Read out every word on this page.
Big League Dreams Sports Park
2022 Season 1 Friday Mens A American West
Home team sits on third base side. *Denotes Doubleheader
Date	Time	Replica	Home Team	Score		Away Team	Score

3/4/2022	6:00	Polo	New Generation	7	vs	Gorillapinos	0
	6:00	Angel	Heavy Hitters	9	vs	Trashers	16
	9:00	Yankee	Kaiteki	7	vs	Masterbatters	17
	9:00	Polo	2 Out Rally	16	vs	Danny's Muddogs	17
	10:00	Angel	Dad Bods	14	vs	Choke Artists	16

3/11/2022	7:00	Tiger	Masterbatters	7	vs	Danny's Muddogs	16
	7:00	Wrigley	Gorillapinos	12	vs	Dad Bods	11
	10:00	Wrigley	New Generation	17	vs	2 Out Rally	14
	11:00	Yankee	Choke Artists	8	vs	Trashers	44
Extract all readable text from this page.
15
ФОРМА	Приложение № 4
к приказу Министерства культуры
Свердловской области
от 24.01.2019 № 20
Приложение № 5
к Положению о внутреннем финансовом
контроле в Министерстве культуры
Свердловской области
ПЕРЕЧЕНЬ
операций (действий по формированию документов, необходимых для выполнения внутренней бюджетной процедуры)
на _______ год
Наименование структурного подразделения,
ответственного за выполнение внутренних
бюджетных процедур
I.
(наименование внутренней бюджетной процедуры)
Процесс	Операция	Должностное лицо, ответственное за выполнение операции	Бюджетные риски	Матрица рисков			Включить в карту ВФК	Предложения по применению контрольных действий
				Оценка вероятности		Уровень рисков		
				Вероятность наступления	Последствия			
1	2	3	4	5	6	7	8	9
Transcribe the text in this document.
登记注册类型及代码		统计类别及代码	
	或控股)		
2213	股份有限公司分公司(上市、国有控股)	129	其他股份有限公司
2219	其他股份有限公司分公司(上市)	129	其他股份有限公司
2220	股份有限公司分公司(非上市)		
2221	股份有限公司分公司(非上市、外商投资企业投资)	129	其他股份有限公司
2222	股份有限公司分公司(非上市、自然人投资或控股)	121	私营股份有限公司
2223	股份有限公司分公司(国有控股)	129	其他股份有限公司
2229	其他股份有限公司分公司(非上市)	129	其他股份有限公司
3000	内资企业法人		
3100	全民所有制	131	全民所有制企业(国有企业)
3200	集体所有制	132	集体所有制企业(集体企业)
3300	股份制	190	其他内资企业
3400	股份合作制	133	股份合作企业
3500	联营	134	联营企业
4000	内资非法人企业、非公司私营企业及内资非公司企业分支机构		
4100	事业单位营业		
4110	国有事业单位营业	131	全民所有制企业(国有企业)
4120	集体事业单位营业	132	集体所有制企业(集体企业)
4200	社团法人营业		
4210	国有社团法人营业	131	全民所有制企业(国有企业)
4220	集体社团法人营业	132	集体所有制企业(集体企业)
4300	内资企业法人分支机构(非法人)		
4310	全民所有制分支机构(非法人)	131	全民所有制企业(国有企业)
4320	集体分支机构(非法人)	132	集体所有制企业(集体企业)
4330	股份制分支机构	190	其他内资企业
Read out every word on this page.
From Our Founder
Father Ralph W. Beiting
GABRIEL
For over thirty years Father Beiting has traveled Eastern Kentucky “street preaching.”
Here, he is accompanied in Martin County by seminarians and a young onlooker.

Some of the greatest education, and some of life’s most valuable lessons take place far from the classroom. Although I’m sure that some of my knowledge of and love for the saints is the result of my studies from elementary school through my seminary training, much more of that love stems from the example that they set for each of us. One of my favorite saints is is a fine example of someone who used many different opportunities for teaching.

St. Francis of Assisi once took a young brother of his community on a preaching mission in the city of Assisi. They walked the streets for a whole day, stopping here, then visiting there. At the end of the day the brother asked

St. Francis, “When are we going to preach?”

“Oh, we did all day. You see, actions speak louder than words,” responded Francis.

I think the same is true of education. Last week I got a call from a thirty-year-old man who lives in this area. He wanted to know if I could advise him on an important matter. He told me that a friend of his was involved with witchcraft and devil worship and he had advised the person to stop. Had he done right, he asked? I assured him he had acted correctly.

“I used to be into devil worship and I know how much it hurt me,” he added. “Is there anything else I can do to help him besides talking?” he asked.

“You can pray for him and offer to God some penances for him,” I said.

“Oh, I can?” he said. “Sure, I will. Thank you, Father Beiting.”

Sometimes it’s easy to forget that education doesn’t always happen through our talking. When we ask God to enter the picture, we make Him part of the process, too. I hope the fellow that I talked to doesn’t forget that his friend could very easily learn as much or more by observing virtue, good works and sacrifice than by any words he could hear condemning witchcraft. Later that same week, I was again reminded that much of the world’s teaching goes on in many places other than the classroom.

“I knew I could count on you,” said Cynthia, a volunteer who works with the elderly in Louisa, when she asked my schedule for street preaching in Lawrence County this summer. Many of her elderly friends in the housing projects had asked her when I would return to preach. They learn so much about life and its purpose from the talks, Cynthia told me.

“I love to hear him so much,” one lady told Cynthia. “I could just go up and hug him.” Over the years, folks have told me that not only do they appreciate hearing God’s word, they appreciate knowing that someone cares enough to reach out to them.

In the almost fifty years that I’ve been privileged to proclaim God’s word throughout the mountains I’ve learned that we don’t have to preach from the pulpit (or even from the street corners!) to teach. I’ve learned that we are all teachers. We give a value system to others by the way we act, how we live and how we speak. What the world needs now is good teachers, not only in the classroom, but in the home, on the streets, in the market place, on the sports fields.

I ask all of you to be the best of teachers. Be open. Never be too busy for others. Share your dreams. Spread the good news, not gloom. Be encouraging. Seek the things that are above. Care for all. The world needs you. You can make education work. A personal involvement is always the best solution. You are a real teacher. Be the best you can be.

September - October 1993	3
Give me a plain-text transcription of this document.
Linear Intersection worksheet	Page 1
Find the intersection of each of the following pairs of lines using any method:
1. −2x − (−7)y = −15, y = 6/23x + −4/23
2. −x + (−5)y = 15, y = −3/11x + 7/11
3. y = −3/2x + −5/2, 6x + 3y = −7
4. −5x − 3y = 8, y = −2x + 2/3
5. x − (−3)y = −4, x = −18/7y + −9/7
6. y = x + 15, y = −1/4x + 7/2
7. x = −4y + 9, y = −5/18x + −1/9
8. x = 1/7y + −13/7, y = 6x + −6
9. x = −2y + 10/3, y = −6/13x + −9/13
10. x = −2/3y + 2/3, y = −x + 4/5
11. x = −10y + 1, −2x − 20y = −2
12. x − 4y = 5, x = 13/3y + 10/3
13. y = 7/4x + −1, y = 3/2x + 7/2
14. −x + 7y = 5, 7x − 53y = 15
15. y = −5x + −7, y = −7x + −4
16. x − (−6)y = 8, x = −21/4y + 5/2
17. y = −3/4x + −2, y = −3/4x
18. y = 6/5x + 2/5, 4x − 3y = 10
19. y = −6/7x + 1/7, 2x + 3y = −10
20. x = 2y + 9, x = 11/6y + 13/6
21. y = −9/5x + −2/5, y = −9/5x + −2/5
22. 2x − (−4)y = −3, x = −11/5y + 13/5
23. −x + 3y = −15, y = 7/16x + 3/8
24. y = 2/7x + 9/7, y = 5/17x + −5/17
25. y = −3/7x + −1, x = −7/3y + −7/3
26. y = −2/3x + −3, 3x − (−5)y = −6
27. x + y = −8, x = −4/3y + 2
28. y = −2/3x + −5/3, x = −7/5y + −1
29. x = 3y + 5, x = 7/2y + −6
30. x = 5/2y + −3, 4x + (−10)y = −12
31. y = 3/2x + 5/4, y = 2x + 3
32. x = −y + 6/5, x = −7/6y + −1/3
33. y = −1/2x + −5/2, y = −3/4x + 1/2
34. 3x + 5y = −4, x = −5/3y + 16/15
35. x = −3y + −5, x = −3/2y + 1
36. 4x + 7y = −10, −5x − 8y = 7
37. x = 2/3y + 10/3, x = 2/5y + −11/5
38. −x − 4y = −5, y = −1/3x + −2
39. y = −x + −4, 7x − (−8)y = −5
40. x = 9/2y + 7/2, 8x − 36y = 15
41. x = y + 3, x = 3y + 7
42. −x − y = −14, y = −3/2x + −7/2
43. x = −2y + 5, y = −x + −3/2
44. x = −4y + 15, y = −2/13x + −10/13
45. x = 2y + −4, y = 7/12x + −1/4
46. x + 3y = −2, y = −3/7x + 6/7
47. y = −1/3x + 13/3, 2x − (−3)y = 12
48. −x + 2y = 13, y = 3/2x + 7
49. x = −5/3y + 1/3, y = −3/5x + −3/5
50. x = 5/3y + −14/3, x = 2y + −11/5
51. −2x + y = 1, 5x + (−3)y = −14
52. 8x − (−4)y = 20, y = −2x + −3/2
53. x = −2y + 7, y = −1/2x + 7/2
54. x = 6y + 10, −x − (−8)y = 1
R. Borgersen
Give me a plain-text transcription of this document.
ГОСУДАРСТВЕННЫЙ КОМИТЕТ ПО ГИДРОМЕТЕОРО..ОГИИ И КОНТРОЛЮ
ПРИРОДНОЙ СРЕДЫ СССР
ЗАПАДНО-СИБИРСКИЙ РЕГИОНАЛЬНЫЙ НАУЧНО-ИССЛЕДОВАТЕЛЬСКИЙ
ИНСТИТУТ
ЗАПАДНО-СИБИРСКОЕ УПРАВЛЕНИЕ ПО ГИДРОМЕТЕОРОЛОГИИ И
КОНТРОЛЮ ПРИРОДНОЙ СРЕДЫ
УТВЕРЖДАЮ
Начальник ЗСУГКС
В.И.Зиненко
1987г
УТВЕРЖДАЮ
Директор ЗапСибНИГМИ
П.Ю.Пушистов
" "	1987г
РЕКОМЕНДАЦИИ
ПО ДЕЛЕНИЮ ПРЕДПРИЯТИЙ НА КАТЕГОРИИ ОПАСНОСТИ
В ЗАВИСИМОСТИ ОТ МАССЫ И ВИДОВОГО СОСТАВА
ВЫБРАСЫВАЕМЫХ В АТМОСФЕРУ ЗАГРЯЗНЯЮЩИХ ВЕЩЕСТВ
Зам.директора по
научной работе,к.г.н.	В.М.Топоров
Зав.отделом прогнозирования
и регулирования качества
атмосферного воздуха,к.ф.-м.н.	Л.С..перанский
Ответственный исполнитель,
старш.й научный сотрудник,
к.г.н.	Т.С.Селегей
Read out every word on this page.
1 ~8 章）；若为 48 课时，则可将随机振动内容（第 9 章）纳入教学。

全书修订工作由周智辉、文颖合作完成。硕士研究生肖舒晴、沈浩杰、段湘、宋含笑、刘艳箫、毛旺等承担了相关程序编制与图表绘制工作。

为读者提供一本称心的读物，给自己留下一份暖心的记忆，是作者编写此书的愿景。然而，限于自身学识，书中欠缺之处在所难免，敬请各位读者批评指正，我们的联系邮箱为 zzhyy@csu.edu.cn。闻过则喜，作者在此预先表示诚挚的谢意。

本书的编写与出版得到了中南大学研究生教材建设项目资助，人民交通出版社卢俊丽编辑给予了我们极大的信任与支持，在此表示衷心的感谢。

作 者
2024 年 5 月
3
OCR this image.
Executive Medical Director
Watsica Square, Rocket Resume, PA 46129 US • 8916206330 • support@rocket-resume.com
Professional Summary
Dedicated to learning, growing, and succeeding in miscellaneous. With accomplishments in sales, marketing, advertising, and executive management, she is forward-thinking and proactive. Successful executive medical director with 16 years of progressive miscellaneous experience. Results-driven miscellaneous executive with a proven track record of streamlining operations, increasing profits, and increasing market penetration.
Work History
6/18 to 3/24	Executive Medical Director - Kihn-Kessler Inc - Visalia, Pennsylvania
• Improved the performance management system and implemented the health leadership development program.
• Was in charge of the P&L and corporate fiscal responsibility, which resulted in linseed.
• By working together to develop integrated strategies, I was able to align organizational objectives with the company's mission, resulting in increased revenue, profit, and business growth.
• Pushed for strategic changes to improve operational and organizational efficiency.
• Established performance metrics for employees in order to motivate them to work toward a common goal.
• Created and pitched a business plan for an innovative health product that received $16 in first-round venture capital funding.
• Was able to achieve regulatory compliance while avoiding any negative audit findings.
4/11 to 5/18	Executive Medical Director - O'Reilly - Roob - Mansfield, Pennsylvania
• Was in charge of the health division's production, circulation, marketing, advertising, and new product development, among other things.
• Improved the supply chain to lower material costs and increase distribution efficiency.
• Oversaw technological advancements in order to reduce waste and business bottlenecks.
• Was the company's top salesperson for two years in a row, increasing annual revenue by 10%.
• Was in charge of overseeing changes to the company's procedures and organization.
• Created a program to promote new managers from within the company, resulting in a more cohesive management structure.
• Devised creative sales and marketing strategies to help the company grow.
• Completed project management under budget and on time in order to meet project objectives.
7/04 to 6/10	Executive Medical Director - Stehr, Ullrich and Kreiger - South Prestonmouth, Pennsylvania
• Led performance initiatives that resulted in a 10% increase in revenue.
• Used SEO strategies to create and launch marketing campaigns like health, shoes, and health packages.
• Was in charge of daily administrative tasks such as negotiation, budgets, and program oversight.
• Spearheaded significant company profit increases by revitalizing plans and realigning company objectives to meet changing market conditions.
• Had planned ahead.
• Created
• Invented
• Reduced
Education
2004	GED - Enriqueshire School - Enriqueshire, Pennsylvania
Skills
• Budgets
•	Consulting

************

Exercise directions -> Reproduce every line from the entries that holds the word "system".

Exercise solution ->
In the almost fifty years that I’ve been privileged to proclaim God’s word throughout the mountains I’ve learned that we don’t have to preach from the pulpit (or even from the street corners!) to teach. I’ve learned that we are all teachers. We give a value system to others by the way we act, how we live and how we speak. What the world needs now is good teachers, not only in the classroom, but in the home, on the streets, in the market place, on the sports fields.
• Improved the performance management system and implemented the health leadership development program.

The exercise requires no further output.